EXERCISE INPUTS:
* START *

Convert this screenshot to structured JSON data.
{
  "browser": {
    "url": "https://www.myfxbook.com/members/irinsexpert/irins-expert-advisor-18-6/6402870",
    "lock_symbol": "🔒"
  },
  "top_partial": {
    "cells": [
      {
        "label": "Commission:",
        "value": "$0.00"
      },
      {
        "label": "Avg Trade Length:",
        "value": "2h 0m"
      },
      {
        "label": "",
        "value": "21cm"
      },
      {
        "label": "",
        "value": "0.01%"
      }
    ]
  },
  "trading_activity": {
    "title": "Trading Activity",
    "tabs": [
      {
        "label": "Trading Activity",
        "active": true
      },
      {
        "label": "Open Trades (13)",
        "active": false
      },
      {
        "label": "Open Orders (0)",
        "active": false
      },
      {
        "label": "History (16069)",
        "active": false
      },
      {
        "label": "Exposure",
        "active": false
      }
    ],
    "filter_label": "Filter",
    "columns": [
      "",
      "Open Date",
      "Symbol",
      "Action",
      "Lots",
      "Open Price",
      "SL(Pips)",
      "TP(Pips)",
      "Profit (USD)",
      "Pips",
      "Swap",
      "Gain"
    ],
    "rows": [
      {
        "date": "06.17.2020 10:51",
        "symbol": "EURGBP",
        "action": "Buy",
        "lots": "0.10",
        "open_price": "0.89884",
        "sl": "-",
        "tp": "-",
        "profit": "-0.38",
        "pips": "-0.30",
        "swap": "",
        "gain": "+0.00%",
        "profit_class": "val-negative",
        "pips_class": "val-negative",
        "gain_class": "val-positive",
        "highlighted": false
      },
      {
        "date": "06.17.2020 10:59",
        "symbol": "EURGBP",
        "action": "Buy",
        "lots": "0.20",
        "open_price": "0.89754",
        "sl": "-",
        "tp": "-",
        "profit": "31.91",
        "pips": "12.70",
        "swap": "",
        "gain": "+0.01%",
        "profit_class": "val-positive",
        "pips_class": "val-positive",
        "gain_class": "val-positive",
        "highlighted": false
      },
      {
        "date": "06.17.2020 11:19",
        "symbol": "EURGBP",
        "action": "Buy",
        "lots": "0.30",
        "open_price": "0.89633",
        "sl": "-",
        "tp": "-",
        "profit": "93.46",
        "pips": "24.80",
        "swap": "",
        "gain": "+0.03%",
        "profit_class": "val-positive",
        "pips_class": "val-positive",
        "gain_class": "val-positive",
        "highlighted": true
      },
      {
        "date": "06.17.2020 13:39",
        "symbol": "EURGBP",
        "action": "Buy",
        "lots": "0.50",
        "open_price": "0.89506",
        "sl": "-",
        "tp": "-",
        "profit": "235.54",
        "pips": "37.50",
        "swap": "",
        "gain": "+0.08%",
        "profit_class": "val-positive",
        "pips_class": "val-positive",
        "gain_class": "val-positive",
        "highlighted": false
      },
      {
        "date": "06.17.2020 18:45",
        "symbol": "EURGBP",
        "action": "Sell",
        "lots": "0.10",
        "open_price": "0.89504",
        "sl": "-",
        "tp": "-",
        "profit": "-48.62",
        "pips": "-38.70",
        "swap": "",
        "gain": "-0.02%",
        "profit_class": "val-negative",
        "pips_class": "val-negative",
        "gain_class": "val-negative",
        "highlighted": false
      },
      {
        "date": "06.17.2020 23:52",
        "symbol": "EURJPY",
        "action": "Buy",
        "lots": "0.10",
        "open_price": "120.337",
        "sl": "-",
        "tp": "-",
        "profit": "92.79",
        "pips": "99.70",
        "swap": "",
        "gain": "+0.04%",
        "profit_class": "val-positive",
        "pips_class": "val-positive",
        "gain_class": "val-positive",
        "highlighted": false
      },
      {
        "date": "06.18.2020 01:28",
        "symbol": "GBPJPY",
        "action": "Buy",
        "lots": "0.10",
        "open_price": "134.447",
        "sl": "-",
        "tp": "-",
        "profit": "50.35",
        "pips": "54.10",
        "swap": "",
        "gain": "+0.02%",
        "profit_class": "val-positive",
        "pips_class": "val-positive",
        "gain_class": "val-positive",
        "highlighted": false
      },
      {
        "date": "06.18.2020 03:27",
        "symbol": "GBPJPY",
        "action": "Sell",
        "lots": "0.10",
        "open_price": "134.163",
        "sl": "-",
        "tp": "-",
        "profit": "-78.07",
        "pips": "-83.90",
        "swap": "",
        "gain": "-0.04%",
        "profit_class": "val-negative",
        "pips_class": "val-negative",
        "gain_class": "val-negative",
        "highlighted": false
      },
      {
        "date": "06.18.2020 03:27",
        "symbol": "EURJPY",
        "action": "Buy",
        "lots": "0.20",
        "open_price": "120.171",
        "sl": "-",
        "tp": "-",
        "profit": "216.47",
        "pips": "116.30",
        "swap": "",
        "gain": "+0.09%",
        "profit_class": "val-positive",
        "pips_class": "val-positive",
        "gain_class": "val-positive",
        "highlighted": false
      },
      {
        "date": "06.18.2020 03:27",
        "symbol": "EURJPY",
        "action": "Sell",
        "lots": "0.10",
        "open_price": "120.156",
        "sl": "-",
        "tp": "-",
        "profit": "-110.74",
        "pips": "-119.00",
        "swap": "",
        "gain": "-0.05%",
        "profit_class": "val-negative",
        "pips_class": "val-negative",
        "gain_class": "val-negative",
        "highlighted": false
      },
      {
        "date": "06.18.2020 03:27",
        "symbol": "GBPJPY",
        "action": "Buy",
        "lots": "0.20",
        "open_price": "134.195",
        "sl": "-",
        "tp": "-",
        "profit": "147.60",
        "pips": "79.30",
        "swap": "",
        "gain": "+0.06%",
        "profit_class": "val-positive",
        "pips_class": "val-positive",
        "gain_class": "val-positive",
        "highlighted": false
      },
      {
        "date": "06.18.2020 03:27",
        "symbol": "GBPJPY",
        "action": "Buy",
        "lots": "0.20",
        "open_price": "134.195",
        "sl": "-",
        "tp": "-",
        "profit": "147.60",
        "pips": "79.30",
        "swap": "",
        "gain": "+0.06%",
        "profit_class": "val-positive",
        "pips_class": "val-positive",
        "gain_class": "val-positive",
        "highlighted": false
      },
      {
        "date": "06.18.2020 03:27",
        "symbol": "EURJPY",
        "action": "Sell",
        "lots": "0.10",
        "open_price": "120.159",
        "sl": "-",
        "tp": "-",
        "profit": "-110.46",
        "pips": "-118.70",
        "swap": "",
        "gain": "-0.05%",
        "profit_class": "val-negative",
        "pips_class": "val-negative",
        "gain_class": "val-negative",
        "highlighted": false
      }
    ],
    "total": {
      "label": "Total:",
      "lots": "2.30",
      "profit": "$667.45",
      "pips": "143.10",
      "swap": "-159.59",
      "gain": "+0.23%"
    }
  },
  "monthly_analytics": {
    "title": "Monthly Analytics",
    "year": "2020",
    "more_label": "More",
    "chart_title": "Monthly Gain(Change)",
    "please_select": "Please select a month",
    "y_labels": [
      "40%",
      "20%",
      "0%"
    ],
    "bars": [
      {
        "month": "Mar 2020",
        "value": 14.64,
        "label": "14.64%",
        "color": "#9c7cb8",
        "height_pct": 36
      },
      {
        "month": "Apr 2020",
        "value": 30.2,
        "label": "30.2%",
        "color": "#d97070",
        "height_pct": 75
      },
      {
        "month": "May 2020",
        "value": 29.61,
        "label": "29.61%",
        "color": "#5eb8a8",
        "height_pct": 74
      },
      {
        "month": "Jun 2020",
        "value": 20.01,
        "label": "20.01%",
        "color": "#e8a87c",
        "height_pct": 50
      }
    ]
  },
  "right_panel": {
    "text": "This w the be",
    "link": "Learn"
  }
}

* END *

DESCRIPTION OF THE TASK: Exactly reproduce the material above.

TASK OUTPUT:
Convert this screenshot to structured JSON data.
{
  "browser": {
    "url": "https://www.myfxbook.com/members/irinsexpert/irins-expert-advisor-18-6/6402870",
    "lock_symbol": "🔒"
  },
  "top_partial": {
    "cells": [
      {
        "label": "Commission:",
        "value": "$0.00"
      },
      {
        "label": "Avg Trade Length:",
        "value": "2h 0m"
      },
      {
        "label": "",
        "value": "21cm"
      },
      {
        "label": "",
        "value": "0.01%"
      }
    ]
  },
  "trading_activity": {
    "title": "Trading Activity",
    "tabs": [
      {
        "label": "Trading Activity",
        "active": true
      },
      {
        "label": "Open Trades (13)",
        "active": false
      },
      {
        "label": "Open Orders (0)",
        "active": false
      },
      {
        "label": "History (16069)",
        "active": false
      },
      {
        "label": "Exposure",
        "active": false
      }
    ],
    "filter_label": "Filter",
    "columns": [
      "",
      "Open Date",
      "Symbol",
      "Action",
      "Lots",
      "Open Price",
      "SL(Pips)",
      "TP(Pips)",
      "Profit (USD)",
      "Pips",
      "Swap",
      "Gain"
    ],
    "rows": [
      {
        "date": "06.17.2020 10:51",
        "symbol": "EURGBP",
        "action": "Buy",
        "lots": "0.10",
        "open_price": "0.89884",
        "sl": "-",
        "tp": "-",
        "profit": "-0.38",
        "pips": "-0.30",
        "swap": "",
        "gain": "+0.00%",
        "profit_class": "val-negative",
        "pips_class": "val-negative",
        "gain_class": "val-positive",
        "highlighted": false
      },
      {
        "date": "06.17.2020 10:59",
        "symbol": "EURGBP",
        "action": "Buy",
        "lots": "0.20",
        "open_price": "0.89754",
        "sl": "-",
        "tp": "-",
        "profit": "31.91",
        "pips": "12.70",
        "swap": "",
        "gain": "+0.01%",
        "profit_class": "val-positive",
        "pips_class": "val-positive",
        "gain_class": "val-positive",
        "highlighted": false
      },
      {
        "date": "06.17.2020 11:19",
        "symbol": "EURGBP",
        "action": "Buy",
        "lots": "0.30",
        "open_price": "0.89633",
        "sl": "-",
        "tp": "-",
        "profit": "93.46",
        "pips": "24.80",
        "swap": "",
        "gain": "+0.03%",
        "profit_class": "val-positive",
        "pips_class": "val-positive",
        "gain_class": "val-positive",
        "highlighted": true
      },
      {
        "date": "06.17.2020 13:39",
        "symbol": "EURGBP",
        "action": "Buy",
        "lots": "0.50",
        "open_price": "0.89506",
        "sl": "-",
        "tp": "-",
        "profit": "235.54",
        "pips": "37.50",
        "swap": "",
        "gain": "+0.08%",
        "profit_class": "val-positive",
        "pips_class": "val-positive",
        "gain_class": "val-positive",
        "highlighted": false
      },
      {
        "date": "06.17.2020 18:45",
        "symbol": "EURGBP",
        "action": "Sell",
        "lots": "0.10",
        "open_price": "0.89504",
        "sl": "-",
        "tp": "-",
        "profit": "-48.62",
        "pips": "-38.70",
        "swap": "",
        "gain": "-0.02%",
        "profit_class": "val-negative",
        "pips_class": "val-negative",
        "gain_class": "val-negative",
        "highlighted": false
      },
      {
        "date": "06.17.2020 23:52",
        "symbol": "EURJPY",
        "action": "Buy",
        "lots": "0.10",
        "open_price": "120.337",
        "sl": "-",
        "tp": "-",
        "profit": "92.79",
        "pips": "99.70",
        "swap": "",
        "gain": "+0.04%",
        "profit_class": "val-positive",
        "pips_class": "val-positive",
        "gain_class": "val-positive",
        "highlighted": false
      },
      {
        "date": "06.18.2020 01:28",
        "symbol": "GBPJPY",
        "action": "Buy",
        "lots": "0.10",
        "open_price": "134.447",
        "sl": "-",
        "tp": "-",
        "profit": "50.35",
        "pips": "54.10",
        "swap": "",
        "gain": "+0.02%",
        "profit_class": "val-positive",
        "pips_class": "val-positive",
        "gain_class": "val-positive",
        "highlighted": false
      },
      {
        "date": "06.18.2020 03:27",
        "symbol": "GBPJPY",
        "action": "Sell",
        "lots": "0.10",
        "open_price": "134.163",
        "sl": "-",
        "tp": "-",
        "profit": "-78.07",
        "pips": "-83.90",
        "swap": "",
        "gain": "-0.04%",
        "profit_class": "val-negative",
        "pips_class": "val-negative",
        "gain_class": "val-negative",
        "highlighted": false
      },
      {
        "date": "06.18.2020 03:27",
        "symbol": "EURJPY",
        "action": "Buy",
        "lots": "0.20",
        "open_price": "120.171",
        "sl": "-",
        "tp": "-",
        "profit": "216.47",
        "pips": "116.30",
        "swap": "",
        "gain": "+0.09%",
        "profit_class": "val-positive",
        "pips_class": "val-positive",
        "gain_class": "val-positive",
        "highlighted": false
      },
      {
        "date": "06.18.2020 03:27",
        "symbol": "EURJPY",
        "action": "Sell",
        "lots": "0.10",
        "open_price": "120.156",
        "sl": "-",
        "tp": "-",
        "profit": "-110.74",
        "pips": "-119.00",
        "swap": "",
        "gain": "-0.05%",
        "profit_class": "val-negative",
        "pips_class": "val-negative",
        "gain_class": "val-negative",
        "highlighted": false
      },
      {
        "date": "06.18.2020 03:27",
        "symbol": "GBPJPY",
        "action": "Buy",
        "lots": "0.20",
        "open_price": "134.195",
        "sl": "-",
        "tp": "-",
        "profit": "147.60",
        "pips": "79.30",
        "swap": "",
        "gain": "+0.06%",
        "profit_class": "val-positive",
        "pips_class": "val-positive",
        "gain_class": "val-positive",
        "highlighted": false
      },
      {
        "date": "06.18.2020 03:27",
        "symbol": "GBPJPY",
        "action": "Buy",
        "lots": "0.20",
        "open_price": "134.195",
        "sl": "-",
        "tp": "-",
        "profit": "147.60",
        "pips": "79.30",
        "swap": "",
        "gain": "+0.06%",
        "profit_class": "val-positive",
        "pips_class": "val-positive",
        "gain_class": "val-positive",
        "highlighted": false
      },
      {
        "date": "06.18.2020 03:27",
        "symbol": "EURJPY",
        "action": "Sell",
        "lots": "0.10",
        "open_price": "120.159",
        "sl": "-",
        "tp": "-",
        "profit": "-110.46",
        "pips": "-118.70",
        "swap": "",
        "gain": "-0.05%",
        "profit_class": "val-negative",
        "pips_class": "val-negative",
        "gain_class": "val-negative",
        "highlighted": false
      }
    ],
    "total": {
      "label": "Total:",
      "lots": "2.30",
      "profit": "$667.45",
      "pips": "143.10",
      "swap": "-159.59",
      "gain": "+0.23%"
    }
  },
  "monthly_analytics": {
    "title": "Monthly Analytics",
    "year": "2020",
    "more_label": "More",
    "chart_title": "Monthly Gain(Change)",
    "please_select": "Please select a month",
    "y_labels": [
      "40%",
      "20%",
      "0%"
    ],
    "bars": [
      {
        "month": "Mar 2020",
        "value": 14.64,
        "label": "14.64%",
        "color": "#9c7cb8",
        "height_pct": 36
      },
      {
        "month": "Apr 2020",
        "value": 30.2,
        "label": "30.2%",
        "color": "#d97070",
        "height_pct": 75
      },
      {
        "month": "May 2020",
        "value": 29.61,
        "label": "29.61%",
        "color": "#5eb8a8",
        "height_pct": 74
      },
      {
        "month": "Jun 2020",
        "value": 20.01,
        "label": "20.01%",
        "color": "#e8a87c",
        "height_pct": 50
      }
    ]
  },
  "right_panel": {
    "text": "This w the be",
    "link": "Learn"
  }
}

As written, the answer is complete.